> **THE REQUEST**
Locate the string "weight" in the records below. Copy every line where it occurs.

(Recorded data)
━━━

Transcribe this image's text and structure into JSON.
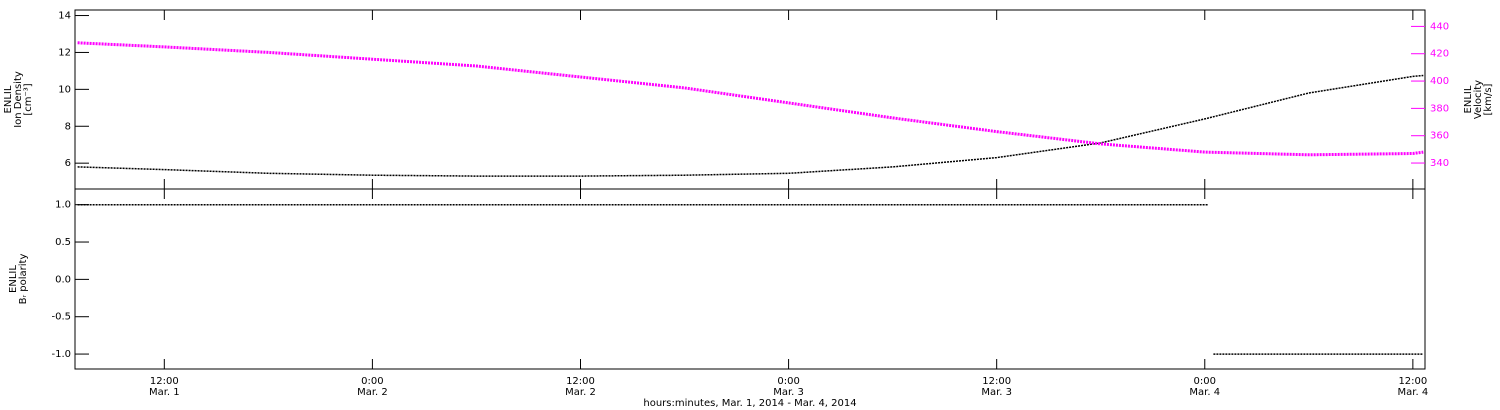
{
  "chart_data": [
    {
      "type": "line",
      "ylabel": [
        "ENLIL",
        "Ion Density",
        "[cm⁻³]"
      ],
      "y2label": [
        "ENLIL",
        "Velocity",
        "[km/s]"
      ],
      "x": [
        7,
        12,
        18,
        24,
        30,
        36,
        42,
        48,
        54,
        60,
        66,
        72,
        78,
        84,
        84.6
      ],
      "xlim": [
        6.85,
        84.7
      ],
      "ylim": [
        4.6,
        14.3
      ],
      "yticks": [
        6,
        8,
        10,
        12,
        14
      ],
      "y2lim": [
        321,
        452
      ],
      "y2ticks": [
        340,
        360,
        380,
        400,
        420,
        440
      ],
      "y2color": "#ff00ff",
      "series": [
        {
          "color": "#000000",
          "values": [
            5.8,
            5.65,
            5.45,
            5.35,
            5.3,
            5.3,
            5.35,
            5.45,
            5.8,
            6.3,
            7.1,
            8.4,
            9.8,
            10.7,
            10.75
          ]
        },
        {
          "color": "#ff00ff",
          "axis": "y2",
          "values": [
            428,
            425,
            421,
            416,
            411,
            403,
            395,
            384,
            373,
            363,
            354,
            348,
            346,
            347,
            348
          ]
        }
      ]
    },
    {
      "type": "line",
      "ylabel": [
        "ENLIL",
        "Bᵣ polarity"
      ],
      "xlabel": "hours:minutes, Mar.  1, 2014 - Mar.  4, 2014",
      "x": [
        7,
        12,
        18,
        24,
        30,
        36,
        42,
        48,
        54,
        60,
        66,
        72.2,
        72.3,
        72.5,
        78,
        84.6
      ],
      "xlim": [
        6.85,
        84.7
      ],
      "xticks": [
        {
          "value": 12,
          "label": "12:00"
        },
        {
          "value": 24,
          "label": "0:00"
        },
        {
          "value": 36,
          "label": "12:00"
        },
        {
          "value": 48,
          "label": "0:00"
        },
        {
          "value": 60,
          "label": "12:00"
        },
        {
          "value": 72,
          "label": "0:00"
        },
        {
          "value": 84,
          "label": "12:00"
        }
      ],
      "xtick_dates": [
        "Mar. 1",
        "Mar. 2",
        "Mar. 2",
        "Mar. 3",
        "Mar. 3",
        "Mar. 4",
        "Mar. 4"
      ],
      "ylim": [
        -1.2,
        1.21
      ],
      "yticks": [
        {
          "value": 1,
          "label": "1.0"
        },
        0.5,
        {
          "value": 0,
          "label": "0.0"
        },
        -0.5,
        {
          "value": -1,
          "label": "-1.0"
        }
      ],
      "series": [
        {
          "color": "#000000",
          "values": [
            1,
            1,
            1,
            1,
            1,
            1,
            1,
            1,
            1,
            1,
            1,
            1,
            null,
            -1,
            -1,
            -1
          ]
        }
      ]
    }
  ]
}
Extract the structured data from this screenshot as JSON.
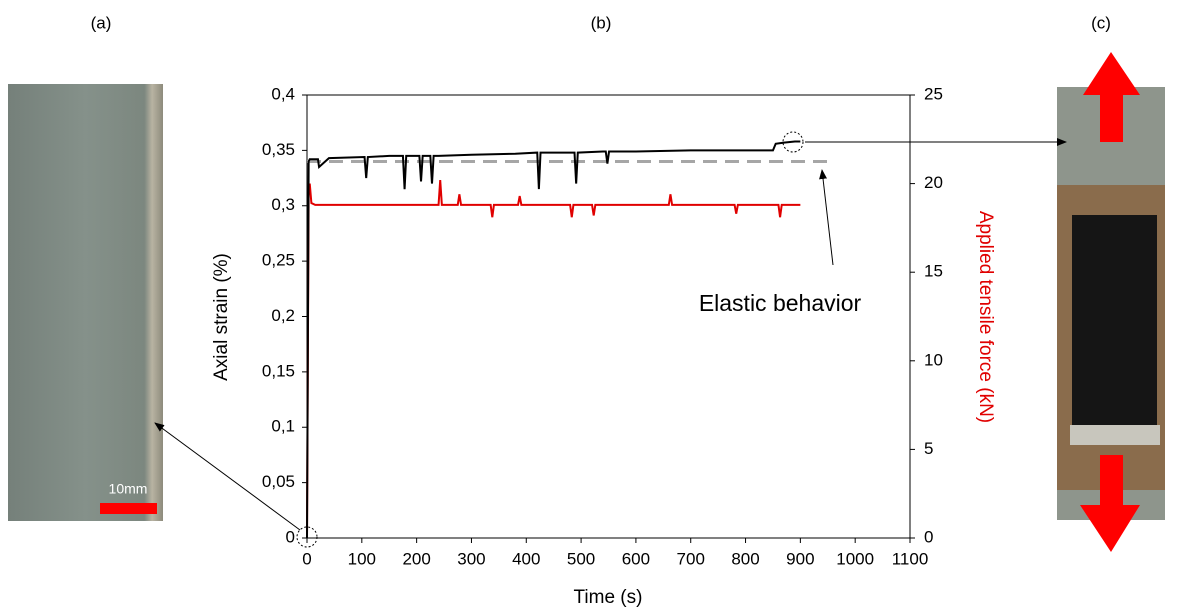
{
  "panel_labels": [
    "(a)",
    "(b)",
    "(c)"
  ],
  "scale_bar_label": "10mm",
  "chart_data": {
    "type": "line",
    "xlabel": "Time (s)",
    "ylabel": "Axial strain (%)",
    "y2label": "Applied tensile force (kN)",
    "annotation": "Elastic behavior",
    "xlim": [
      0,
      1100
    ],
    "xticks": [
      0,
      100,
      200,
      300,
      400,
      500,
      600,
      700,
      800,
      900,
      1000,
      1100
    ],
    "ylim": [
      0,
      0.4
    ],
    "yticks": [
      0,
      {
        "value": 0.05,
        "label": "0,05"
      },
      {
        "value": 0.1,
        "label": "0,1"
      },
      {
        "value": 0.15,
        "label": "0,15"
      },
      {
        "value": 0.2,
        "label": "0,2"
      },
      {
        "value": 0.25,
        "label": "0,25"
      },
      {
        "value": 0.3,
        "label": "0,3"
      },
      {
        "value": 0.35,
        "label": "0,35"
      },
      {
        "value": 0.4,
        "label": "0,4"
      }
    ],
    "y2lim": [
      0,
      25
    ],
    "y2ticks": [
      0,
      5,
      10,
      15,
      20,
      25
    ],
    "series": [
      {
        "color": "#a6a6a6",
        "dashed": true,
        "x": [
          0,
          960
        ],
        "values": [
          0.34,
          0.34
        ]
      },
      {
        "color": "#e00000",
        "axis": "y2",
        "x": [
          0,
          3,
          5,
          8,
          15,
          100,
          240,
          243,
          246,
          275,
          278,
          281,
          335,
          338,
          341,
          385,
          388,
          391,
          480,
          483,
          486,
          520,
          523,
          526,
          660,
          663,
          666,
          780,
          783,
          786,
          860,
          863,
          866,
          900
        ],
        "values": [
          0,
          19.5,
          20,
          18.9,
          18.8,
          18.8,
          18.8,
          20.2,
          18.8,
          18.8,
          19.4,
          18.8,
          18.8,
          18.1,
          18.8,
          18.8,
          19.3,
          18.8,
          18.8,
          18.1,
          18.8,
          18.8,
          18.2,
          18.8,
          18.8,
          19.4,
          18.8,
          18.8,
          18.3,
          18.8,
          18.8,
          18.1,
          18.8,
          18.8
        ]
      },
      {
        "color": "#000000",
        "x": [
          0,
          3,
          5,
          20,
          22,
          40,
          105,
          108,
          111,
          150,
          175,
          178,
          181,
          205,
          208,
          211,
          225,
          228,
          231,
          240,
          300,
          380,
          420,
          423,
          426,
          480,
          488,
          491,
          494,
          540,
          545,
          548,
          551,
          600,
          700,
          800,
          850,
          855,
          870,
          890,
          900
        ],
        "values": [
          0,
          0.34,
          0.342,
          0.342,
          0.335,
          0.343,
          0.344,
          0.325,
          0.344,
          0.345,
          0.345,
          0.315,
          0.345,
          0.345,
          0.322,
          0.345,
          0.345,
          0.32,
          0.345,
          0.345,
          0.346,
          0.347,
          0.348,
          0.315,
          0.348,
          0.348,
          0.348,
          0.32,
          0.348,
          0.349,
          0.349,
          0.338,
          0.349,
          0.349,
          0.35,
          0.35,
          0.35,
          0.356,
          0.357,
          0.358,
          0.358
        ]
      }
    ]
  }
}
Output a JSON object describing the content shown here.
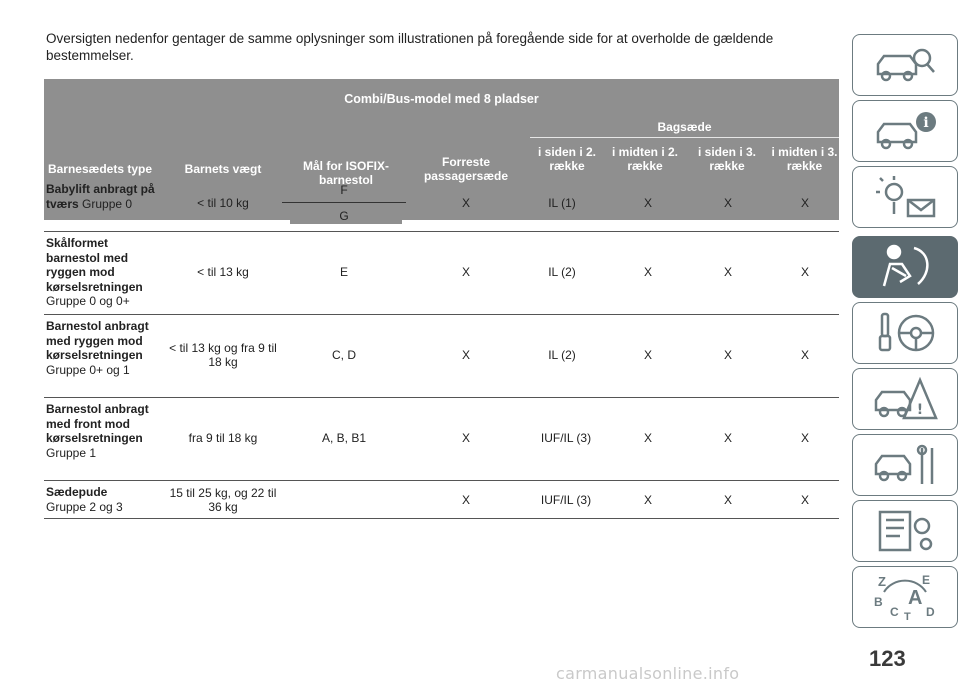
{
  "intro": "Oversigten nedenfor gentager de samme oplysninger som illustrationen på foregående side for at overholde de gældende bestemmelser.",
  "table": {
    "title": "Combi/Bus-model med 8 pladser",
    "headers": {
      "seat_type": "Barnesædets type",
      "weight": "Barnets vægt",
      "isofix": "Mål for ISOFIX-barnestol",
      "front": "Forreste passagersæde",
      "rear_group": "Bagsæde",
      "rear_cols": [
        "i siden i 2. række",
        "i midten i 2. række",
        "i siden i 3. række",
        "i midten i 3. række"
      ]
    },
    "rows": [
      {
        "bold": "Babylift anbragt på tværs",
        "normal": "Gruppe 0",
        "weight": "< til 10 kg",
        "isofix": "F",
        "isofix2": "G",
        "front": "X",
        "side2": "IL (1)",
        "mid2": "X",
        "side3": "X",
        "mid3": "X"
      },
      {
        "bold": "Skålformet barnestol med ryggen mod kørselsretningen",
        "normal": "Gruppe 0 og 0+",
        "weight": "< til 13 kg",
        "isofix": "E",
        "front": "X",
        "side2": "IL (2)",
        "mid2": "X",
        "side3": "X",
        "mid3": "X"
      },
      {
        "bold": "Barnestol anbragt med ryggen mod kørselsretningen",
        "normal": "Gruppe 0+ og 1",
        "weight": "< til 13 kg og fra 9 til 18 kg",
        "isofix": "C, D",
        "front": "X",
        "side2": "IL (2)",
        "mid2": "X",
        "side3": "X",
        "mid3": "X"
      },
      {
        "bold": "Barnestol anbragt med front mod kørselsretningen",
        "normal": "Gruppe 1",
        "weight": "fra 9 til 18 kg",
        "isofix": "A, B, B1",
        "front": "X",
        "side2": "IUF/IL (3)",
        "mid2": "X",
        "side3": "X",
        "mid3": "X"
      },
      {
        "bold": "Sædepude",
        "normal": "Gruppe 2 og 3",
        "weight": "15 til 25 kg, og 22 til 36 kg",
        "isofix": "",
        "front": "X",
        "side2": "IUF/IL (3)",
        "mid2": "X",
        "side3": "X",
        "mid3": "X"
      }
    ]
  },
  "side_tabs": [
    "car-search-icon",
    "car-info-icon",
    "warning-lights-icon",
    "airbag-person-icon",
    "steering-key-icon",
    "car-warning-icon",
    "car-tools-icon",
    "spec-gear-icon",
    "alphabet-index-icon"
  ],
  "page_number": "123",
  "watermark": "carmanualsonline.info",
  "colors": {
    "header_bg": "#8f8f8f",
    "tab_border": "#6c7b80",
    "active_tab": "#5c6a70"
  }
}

━━━

> **EXPECTED ANSWER**
      "weight": "Barnets vægt",
        "weight": "< til 10 kg",
        "weight": "< til 13 kg",
        "weight": "< til 13 kg og fra 9 til 18 kg",
        "weight": "fra 9 til 18 kg",
        "weight": "15 til 25 kg, og 22 til 36 kg",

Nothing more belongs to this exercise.